» Saved data entries
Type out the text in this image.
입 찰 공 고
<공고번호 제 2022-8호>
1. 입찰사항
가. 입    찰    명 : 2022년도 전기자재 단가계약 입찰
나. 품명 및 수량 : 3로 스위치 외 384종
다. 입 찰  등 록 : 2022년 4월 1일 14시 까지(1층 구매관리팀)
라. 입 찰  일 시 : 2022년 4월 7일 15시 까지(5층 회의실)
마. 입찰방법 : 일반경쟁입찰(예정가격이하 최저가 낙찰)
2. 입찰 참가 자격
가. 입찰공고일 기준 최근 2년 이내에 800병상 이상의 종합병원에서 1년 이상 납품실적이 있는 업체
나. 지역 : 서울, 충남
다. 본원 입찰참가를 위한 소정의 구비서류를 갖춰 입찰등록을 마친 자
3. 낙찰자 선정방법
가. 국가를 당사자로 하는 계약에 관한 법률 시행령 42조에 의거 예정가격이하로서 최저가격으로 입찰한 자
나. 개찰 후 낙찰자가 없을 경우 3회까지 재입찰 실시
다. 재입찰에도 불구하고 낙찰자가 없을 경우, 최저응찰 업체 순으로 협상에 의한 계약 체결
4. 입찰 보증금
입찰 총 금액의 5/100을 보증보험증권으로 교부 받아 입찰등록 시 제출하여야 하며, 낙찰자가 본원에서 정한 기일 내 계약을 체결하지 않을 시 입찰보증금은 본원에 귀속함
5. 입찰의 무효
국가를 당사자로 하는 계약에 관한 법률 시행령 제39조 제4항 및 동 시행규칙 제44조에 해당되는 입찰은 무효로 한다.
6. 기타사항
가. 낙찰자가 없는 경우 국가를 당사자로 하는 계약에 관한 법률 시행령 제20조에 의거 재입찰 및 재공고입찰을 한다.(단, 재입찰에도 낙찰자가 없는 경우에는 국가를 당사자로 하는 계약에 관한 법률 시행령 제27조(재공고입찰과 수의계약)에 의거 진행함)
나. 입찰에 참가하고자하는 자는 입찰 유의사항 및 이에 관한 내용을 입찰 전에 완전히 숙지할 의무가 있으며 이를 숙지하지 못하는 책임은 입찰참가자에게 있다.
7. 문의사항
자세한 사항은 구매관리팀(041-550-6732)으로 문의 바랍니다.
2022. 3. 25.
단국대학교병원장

» GIVEN INSTRUCTION
Restate each of the entries above verbatim.

» OUTPUT OF THE EXERCISE
Type out the text in this image.
입 찰 공 고
<공고번호 제 2022-8호>
1. 입찰사항
가. 입    찰    명 : 2022년도 전기자재 단가계약 입찰
나. 품명 및 수량 : 3로 스위치 외 384종
다. 입 찰  등 록 : 2022년 4월 1일 14시 까지(1층 구매관리팀)
라. 입 찰  일 시 : 2022년 4월 7일 15시 까지(5층 회의실)
마. 입찰방법 : 일반경쟁입찰(예정가격이하 최저가 낙찰)
2. 입찰 참가 자격
가. 입찰공고일 기준 최근 2년 이내에 800병상 이상의 종합병원에서 1년 이상 납품실적이 있는 업체
나. 지역 : 서울, 충남
다. 본원 입찰참가를 위한 소정의 구비서류를 갖춰 입찰등록을 마친 자
3. 낙찰자 선정방법
가. 국가를 당사자로 하는 계약에 관한 법률 시행령 42조에 의거 예정가격이하로서 최저가격으로 입찰한 자
나. 개찰 후 낙찰자가 없을 경우 3회까지 재입찰 실시
다. 재입찰에도 불구하고 낙찰자가 없을 경우, 최저응찰 업체 순으로 협상에 의한 계약 체결
4. 입찰 보증금
입찰 총 금액의 5/100을 보증보험증권으로 교부 받아 입찰등록 시 제출하여야 하며, 낙찰자가 본원에서 정한 기일 내 계약을 체결하지 않을 시 입찰보증금은 본원에 귀속함
5. 입찰의 무효
국가를 당사자로 하는 계약에 관한 법률 시행령 제39조 제4항 및 동 시행규칙 제44조에 해당되는 입찰은 무효로 한다.
6. 기타사항
가. 낙찰자가 없는 경우 국가를 당사자로 하는 계약에 관한 법률 시행령 제20조에 의거 재입찰 및 재공고입찰을 한다.(단, 재입찰에도 낙찰자가 없는 경우에는 국가를 당사자로 하는 계약에 관한 법률 시행령 제27조(재공고입찰과 수의계약)에 의거 진행함)
나. 입찰에 참가하고자하는 자는 입찰 유의사항 및 이에 관한 내용을 입찰 전에 완전히 숙지할 의무가 있으며 이를 숙지하지 못하는 책임은 입찰참가자에게 있다.
7. 문의사항
자세한 사항은 구매관리팀(041-550-6732)으로 문의 바랍니다.
2022. 3. 25.
단국대학교병원장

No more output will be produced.